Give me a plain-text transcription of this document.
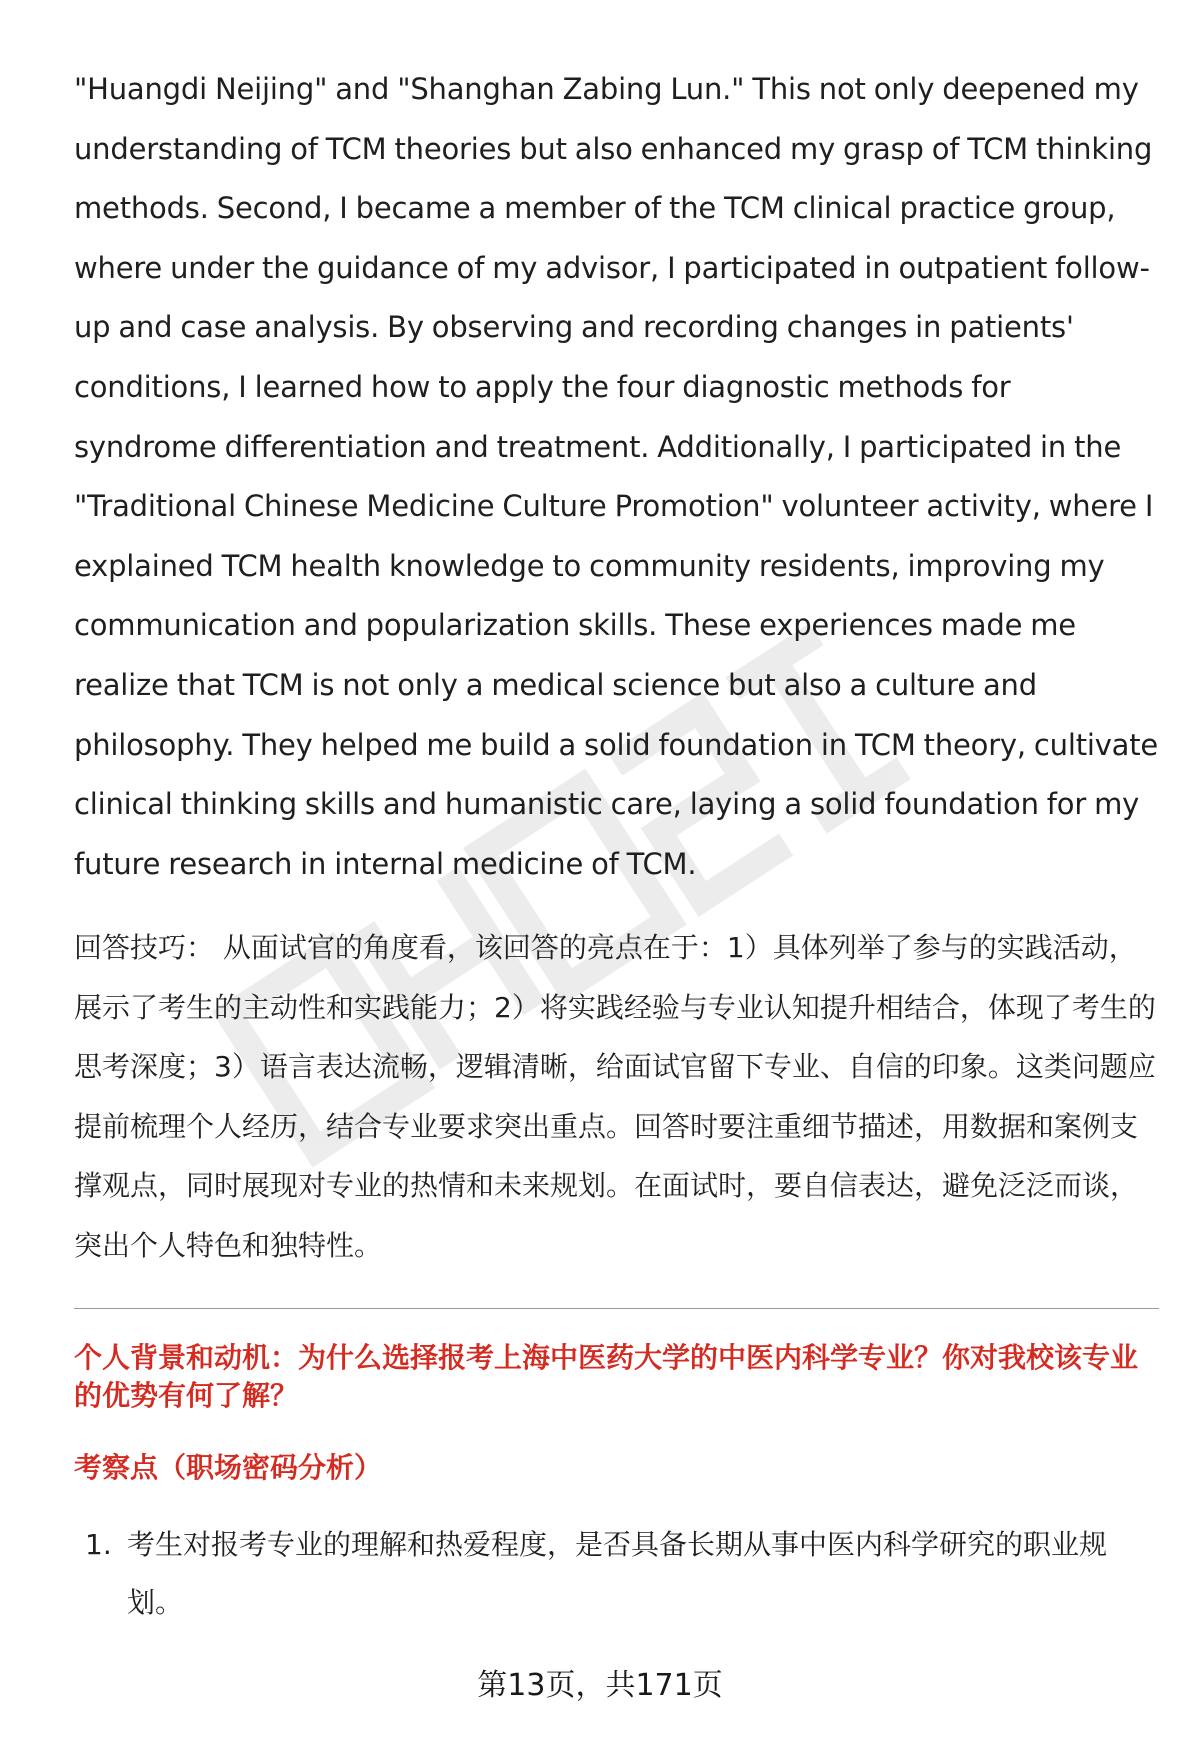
"Huangdi Neijing" and "Shanghan Zabing Lun." This not only deepened my understanding of TCM theories but also enhanced my grasp of TCM thinking methods. Second, I became a member of the TCM clinical practice group, where under the guidance of my advisor, I participated in outpatient follow-up and case analysis. By observing and recording changes in patients' conditions, I learned how to apply the four diagnostic methods for syndrome differentiation and treatment. Additionally, I participated in the "Traditional Chinese Medicine Culture Promotion" volunteer activity, where I explained TCM health knowledge to community residents, improving my communication and popularization skills. These experiences made me realize that TCM is not only a medical science but also a culture and philosophy. They helped me build a solid foundation in TCM theory, cultivate clinical thinking skills and humanistic care, laying a solid foundation for my future research in internal medicine of TCM.

回答技巧： 从面试官的角度看，该回答的亮点在于：1）具体列举了参与的实践活动，展示了考生的主动性和实践能力；2）将实践经验与专业认知提升相结合，体现了考生的思考深度；3）语言表达流畅，逻辑清晰，给面试官留下专业、自信的印象。这类问题应提前梳理个人经历，结合专业要求突出重点。回答时要注重细节描述，用数据和案例支撑观点，同时展现对专业的热情和未来规划。在面试时，要自信表达，避免泛泛而谈，突出个人特色和独特性。

个人背景和动机：为什么选择报考上海中医药大学的中医内科学专业？你对我校该专业的优势有何了解？
考察点（职场密码分析）
1. 考生对报考专业的理解和热爱程度，是否具备长期从事中医内科学研究的职业规划。
第13页，共171页
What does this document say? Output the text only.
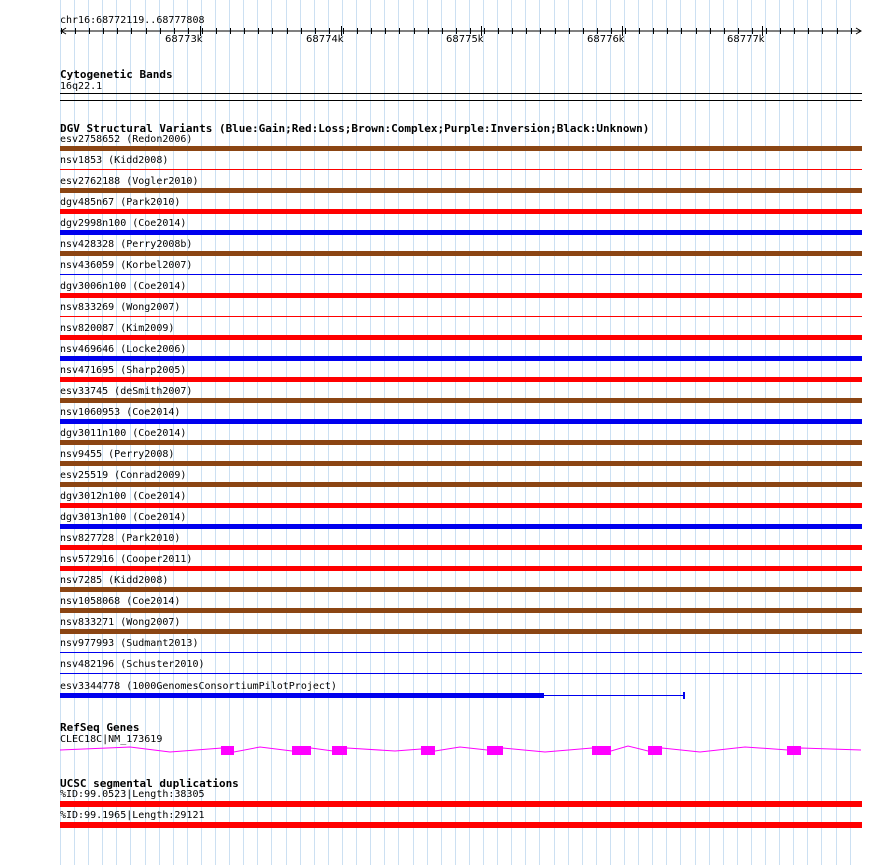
chr16:68772119..68777808
68773k	68774k	68775k	68776k	68777k
Cytogenetic Bands
16q22.1
DGV Structural Variants (Blue:Gain;Red:Loss;Brown:Complex;Purple:Inversion;Black:Unknown)
esv2758652 (Redon2006)
nsv1853 (Kidd2008)
esv2762188 (Vogler2010)
dgv485n67 (Park2010)
dgv2998n100 (Coe2014)
nsv428328 (Perry2008b)
nsv436059 (Korbel2007)
dgv3006n100 (Coe2014)
nsv833269 (Wong2007)
nsv820087 (Kim2009)
nsv469646 (Locke2006)
nsv471695 (Sharp2005)
esv33745 (deSmith2007)
nsv1060953 (Coe2014)
dgv3011n100 (Coe2014)
nsv9455 (Perry2008)
esv25519 (Conrad2009)
dgv3012n100 (Coe2014)
dgv3013n100 (Coe2014)
nsv827728 (Park2010)
nsv572916 (Cooper2011)
nsv7285 (Kidd2008)
nsv1058068 (Coe2014)
nsv833271 (Wong2007)
nsv977993 (Sudmant2013)
nsv482196 (Schuster2010)
esv3344778 (1000GenomesConsortiumPilotProject)
RefSeq Genes
CLEC18C|NM_173619
UCSC segmental duplications
%ID:99.0523|Length:38305
%ID:99.1965|Length:29121
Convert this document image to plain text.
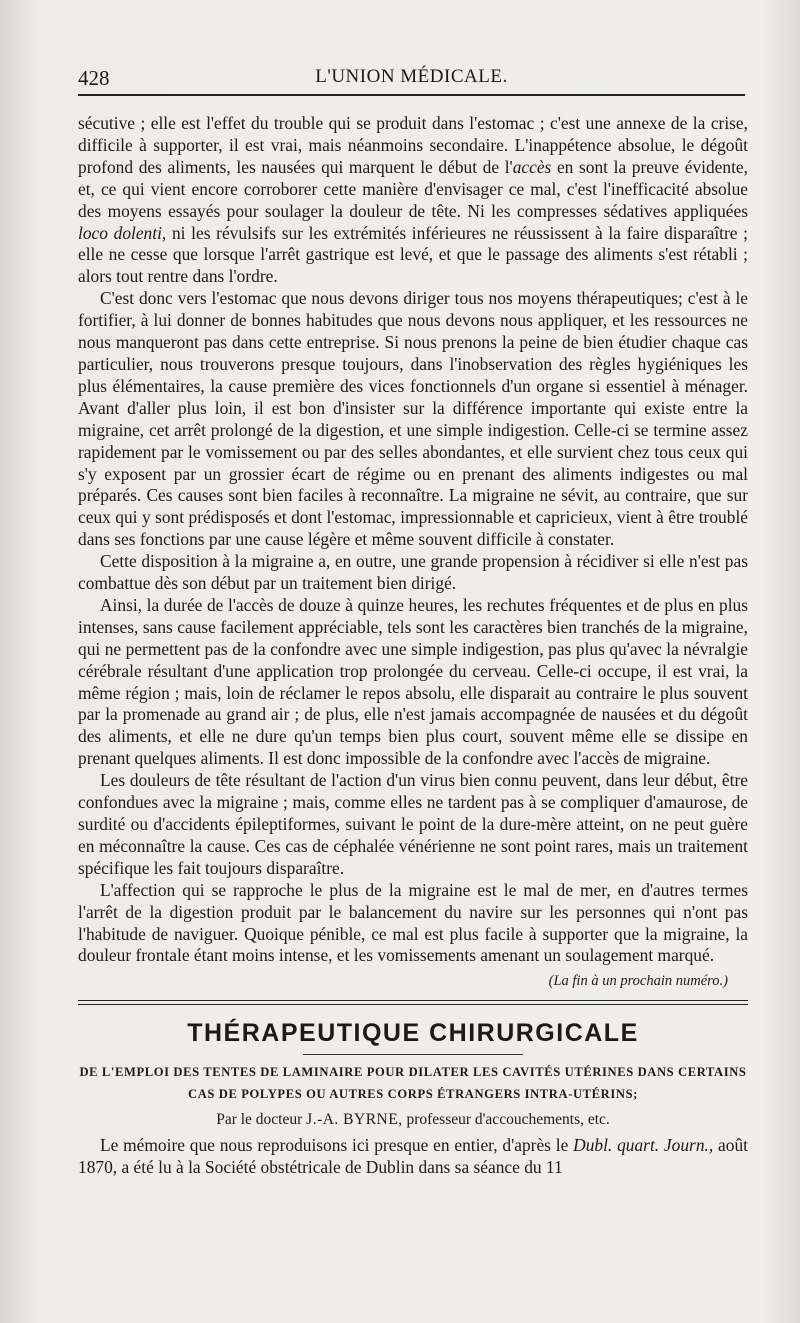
428	L'UNION MÉDICALE.

sécutive ; elle est l'effet du trouble qui se produit dans l'estomac ; c'est une annexe de la crise, difficile à supporter, il est vrai, mais néanmoins secondaire. L'inappétence absolue, le dégoût profond des aliments, les nausées qui marquent le début de l'accès en sont la preuve évidente, et, ce qui vient encore corroborer cette manière d'envisager ce mal, c'est l'inefficacité absolue des moyens essayés pour soulager la douleur de tête. Ni les compresses sédatives appliquées loco dolenti, ni les révulsifs sur les extrémités inférieures ne réussissent à la faire disparaître ; elle ne cesse que lorsque l'arrêt gastrique est levé, et que le passage des aliments s'est rétabli ; alors tout rentre dans l'ordre.

C'est donc vers l'estomac que nous devons diriger tous nos moyens thérapeutiques; c'est à le fortifier, à lui donner de bonnes habitudes que nous devons nous appliquer, et les ressources ne nous manqueront pas dans cette entreprise. Si nous prenons la peine de bien étudier chaque cas particulier, nous trouverons presque toujours, dans l'inobservation des règles hygiéniques les plus élémentaires, la cause première des vices fonctionnels d'un organe si essentiel à ménager. Avant d'aller plus loin, il est bon d'insister sur la différence importante qui existe entre la migraine, cet arrêt prolongé de la digestion, et une simple indigestion. Celle-ci se termine assez rapidement par le vomissement ou par des selles abondantes, et elle survient chez tous ceux qui s'y exposent par un grossier écart de régime ou en prenant des aliments indigestes ou mal préparés. Ces causes sont bien faciles à reconnaître. La migraine ne sévit, au contraire, que sur ceux qui y sont prédisposés et dont l'estomac, impressionnable et capricieux, vient à être troublé dans ses fonctions par une cause légère et même souvent difficile à constater.

Cette disposition à la migraine a, en outre, une grande propension à récidiver si elle n'est pas combattue dès son début par un traitement bien dirigé.

Ainsi, la durée de l'accès de douze à quinze heures, les rechutes fréquentes et de plus en plus intenses, sans cause facilement appréciable, tels sont les caractères bien tranchés de la migraine, qui ne permettent pas de la confondre avec une simple indigestion, pas plus qu'avec la névralgie cérébrale résultant d'une application trop prolongée du cerveau. Celle-ci occupe, il est vrai, la même région ; mais, loin de réclamer le repos absolu, elle disparait au contraire le plus souvent par la promenade au grand air ; de plus, elle n'est jamais accompagnée de nausées et du dégoût des aliments, et elle ne dure qu'un temps bien plus court, souvent même elle se dissipe en prenant quelques aliments. Il est donc impossible de la confondre avec l'accès de migraine.

Les douleurs de tête résultant de l'action d'un virus bien connu peuvent, dans leur début, être confondues avec la migraine ; mais, comme elles ne tardent pas à se compliquer d'amaurose, de surdité ou d'accidents épileptiformes, suivant le point de la dure-mère atteint, on ne peut guère en méconnaître la cause. Ces cas de céphalée vénérienne ne sont point rares, mais un traitement spécifique les fait toujours disparaître.

L'affection qui se rapproche le plus de la migraine est le mal de mer, en d'autres termes l'arrêt de la digestion produit par le balancement du navire sur les personnes qui n'ont pas l'habitude de naviguer. Quoique pénible, ce mal est plus facile à supporter que la migraine, la douleur frontale étant moins intense, et les vomissements amenant un soulagement marqué.

(La fin à un prochain numéro.)
THÉRAPEUTIQUE CHIRURGICALE
DE L'EMPLOI DES TENTES DE LAMINAIRE POUR DILATER LES CAVITÉS UTÉRINES DANS CERTAINS CAS DE POLYPES OU AUTRES CORPS ÉTRANGERS INTRA-UTÉRINS;
Par le docteur J.-A. BYRNE, professeur d'accouchements, etc.

Le mémoire que nous reproduisons ici presque en entier, d'après le Dubl. quart. Journ., août 1870, a été lu à la Société obstétricale de Dublin dans sa séance du 11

== == ==

-- Problem details --
Repeat the listing word for word, and skip every picture it contains.

-- Reply to the exercise --
Give me a plain-text transcription of this document.
"Huangdi Neijing" and "Shanghan Zabing Lun." This not only deepened my understanding of TCM theories but also enhanced my grasp of TCM thinking methods. Second, I became a member of the TCM clinical practice group, where under the guidance of my advisor, I participated in outpatient follow-up and case analysis. By observing and recording changes in patients' conditions, I learned how to apply the four diagnostic methods for syndrome differentiation and treatment. Additionally, I participated in the "Traditional Chinese Medicine Culture Promotion" volunteer activity, where I explained TCM health knowledge to community residents, improving my communication and popularization skills. These experiences made me realize that TCM is not only a medical science but also a culture and philosophy. They helped me build a solid foundation in TCM theory, cultivate clinical thinking skills and humanistic care, laying a solid foundation for my future research in internal medicine of TCM.

回答技巧： 从面试官的角度看，该回答的亮点在于：1）具体列举了参与的实践活动，展示了考生的主动性和实践能力；2）将实践经验与专业认知提升相结合，体现了考生的思考深度；3）语言表达流畅，逻辑清晰，给面试官留下专业、自信的印象。这类问题应提前梳理个人经历，结合专业要求突出重点。回答时要注重细节描述，用数据和案例支撑观点，同时展现对专业的热情和未来规划。在面试时，要自信表达，避免泛泛而谈，突出个人特色和独特性。

个人背景和动机：为什么选择报考上海中医药大学的中医内科学专业？你对我校该专业的优势有何了解？
考察点（职场密码分析）
1. 考生对报考专业的理解和热爱程度，是否具备长期从事中医内科学研究的职业规划。
第13页，共171页
What does this document say? Output the text only.
chr16:68772119..68777808
68773k	68774k	68775k	68776k	68777k
Cytogenetic Bands
16q22.1
DGV Structural Variants (Blue:Gain;Red:Loss;Brown:Complex;Purple:Inversion;Black:Unknown)
esv2758652 (Redon2006)
nsv1853 (Kidd2008)
esv2762188 (Vogler2010)
dgv485n67 (Park2010)
dgv2998n100 (Coe2014)
nsv428328 (Perry2008b)
nsv436059 (Korbel2007)
dgv3006n100 (Coe2014)
nsv833269 (Wong2007)
nsv820087 (Kim2009)
nsv469646 (Locke2006)
nsv471695 (Sharp2005)
esv33745 (deSmith2007)
nsv1060953 (Coe2014)
dgv3011n100 (Coe2014)
nsv9455 (Perry2008)
esv25519 (Conrad2009)
dgv3012n100 (Coe2014)
dgv3013n100 (Coe2014)
nsv827728 (Park2010)
nsv572916 (Cooper2011)
nsv7285 (Kidd2008)
nsv1058068 (Coe2014)
nsv833271 (Wong2007)
nsv977993 (Sudmant2013)
nsv482196 (Schuster2010)
esv3344778 (1000GenomesConsortiumPilotProject)
RefSeq Genes
CLEC18C|NM_173619
UCSC segmental duplications
%ID:99.0523|Length:38305
%ID:99.1965|Length:29121
Convert this document image to plain text.
428	L'UNION MÉDICALE.

sécutive ; elle est l'effet du trouble qui se produit dans l'estomac ; c'est une annexe de la crise, difficile à supporter, il est vrai, mais néanmoins secondaire. L'inappétence absolue, le dégoût profond des aliments, les nausées qui marquent le début de l'accès en sont la preuve évidente, et, ce qui vient encore corroborer cette manière d'envisager ce mal, c'est l'inefficacité absolue des moyens essayés pour soulager la douleur de tête. Ni les compresses sédatives appliquées loco dolenti, ni les révulsifs sur les extrémités inférieures ne réussissent à la faire disparaître ; elle ne cesse que lorsque l'arrêt gastrique est levé, et que le passage des aliments s'est rétabli ; alors tout rentre dans l'ordre.

C'est donc vers l'estomac que nous devons diriger tous nos moyens thérapeutiques; c'est à le fortifier, à lui donner de bonnes habitudes que nous devons nous appliquer, et les ressources ne nous manqueront pas dans cette entreprise. Si nous prenons la peine de bien étudier chaque cas particulier, nous trouverons presque toujours, dans l'inobservation des règles hygiéniques les plus élémentaires, la cause première des vices fonctionnels d'un organe si essentiel à ménager. Avant d'aller plus loin, il est bon d'insister sur la différence importante qui existe entre la migraine, cet arrêt prolongé de la digestion, et une simple indigestion. Celle-ci se termine assez rapidement par le vomissement ou par des selles abondantes, et elle survient chez tous ceux qui s'y exposent par un grossier écart de régime ou en prenant des aliments indigestes ou mal préparés. Ces causes sont bien faciles à reconnaître. La migraine ne sévit, au contraire, que sur ceux qui y sont prédisposés et dont l'estomac, impressionnable et capricieux, vient à être troublé dans ses fonctions par une cause légère et même souvent difficile à constater.

Cette disposition à la migraine a, en outre, une grande propension à récidiver si elle n'est pas combattue dès son début par un traitement bien dirigé.

Ainsi, la durée de l'accès de douze à quinze heures, les rechutes fréquentes et de plus en plus intenses, sans cause facilement appréciable, tels sont les caractères bien tranchés de la migraine, qui ne permettent pas de la confondre avec une simple indigestion, pas plus qu'avec la névralgie cérébrale résultant d'une application trop prolongée du cerveau. Celle-ci occupe, il est vrai, la même région ; mais, loin de réclamer le repos absolu, elle disparait au contraire le plus souvent par la promenade au grand air ; de plus, elle n'est jamais accompagnée de nausées et du dégoût des aliments, et elle ne dure qu'un temps bien plus court, souvent même elle se dissipe en prenant quelques aliments. Il est donc impossible de la confondre avec l'accès de migraine.

Les douleurs de tête résultant de l'action d'un virus bien connu peuvent, dans leur début, être confondues avec la migraine ; mais, comme elles ne tardent pas à se compliquer d'amaurose, de surdité ou d'accidents épileptiformes, suivant le point de la dure-mère atteint, on ne peut guère en méconnaître la cause. Ces cas de céphalée vénérienne ne sont point rares, mais un traitement spécifique les fait toujours disparaître.

L'affection qui se rapproche le plus de la migraine est le mal de mer, en d'autres termes l'arrêt de la digestion produit par le balancement du navire sur les personnes qui n'ont pas l'habitude de naviguer. Quoique pénible, ce mal est plus facile à supporter que la migraine, la douleur frontale étant moins intense, et les vomissements amenant un soulagement marqué.

(La fin à un prochain numéro.)
THÉRAPEUTIQUE CHIRURGICALE
DE L'EMPLOI DES TENTES DE LAMINAIRE POUR DILATER LES CAVITÉS UTÉRINES DANS CERTAINS CAS DE POLYPES OU AUTRES CORPS ÉTRANGERS INTRA-UTÉRINS;
Par le docteur J.-A. BYRNE, professeur d'accouchements, etc.

Le mémoire que nous reproduisons ici presque en entier, d'après le Dubl. quart. Journ., août 1870, a été lu à la Société obstétricale de Dublin dans sa séance du 11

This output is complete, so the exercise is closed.